• _Exercise_
Pull out every line below holding the word "name".

# Start of Records shown

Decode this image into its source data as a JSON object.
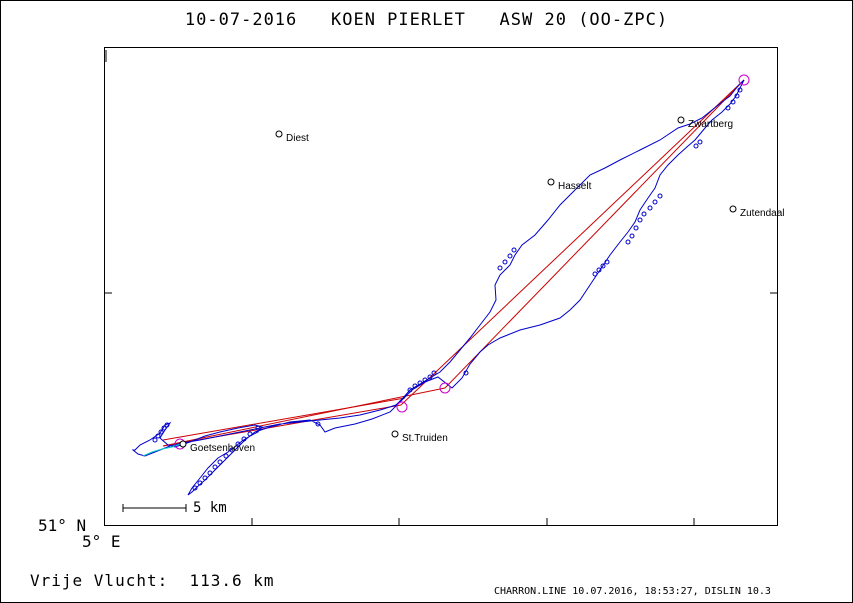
{
  "title": {
    "date": "10-07-2016",
    "pilot": "KOEN PIERLET",
    "glider": "ASW 20 (OO-ZPC)"
  },
  "axes": {
    "lat_label": "51° N",
    "lon_label": "5° E"
  },
  "scale": {
    "label": "5 km"
  },
  "distance": {
    "label": "Vrije Vlucht:",
    "value": "113.6 km"
  },
  "footer": "CHARRON.LINE 10.07.2016, 18:53:27, DISLIN 10.3",
  "towns": [
    {
      "name": "Diest"
    },
    {
      "name": "Hasselt"
    },
    {
      "name": "Zwartberg"
    },
    {
      "name": "Zutendaal"
    },
    {
      "name": "St.Truiden"
    },
    {
      "name": "Goetsenhoven"
    }
  ],
  "colors": {
    "track": "#0000cc",
    "track_start": "#00cccc",
    "task_line": "#cc0000",
    "turnpoint": "#cc00cc"
  }
}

# End of Records shown

• _Answer in full_
      "name": "Diest"
      "name": "Hasselt"
      "name": "Zwartberg"
      "name": "Zutendaal"
      "name": "St.Truiden"
      "name": "Goetsenhoven"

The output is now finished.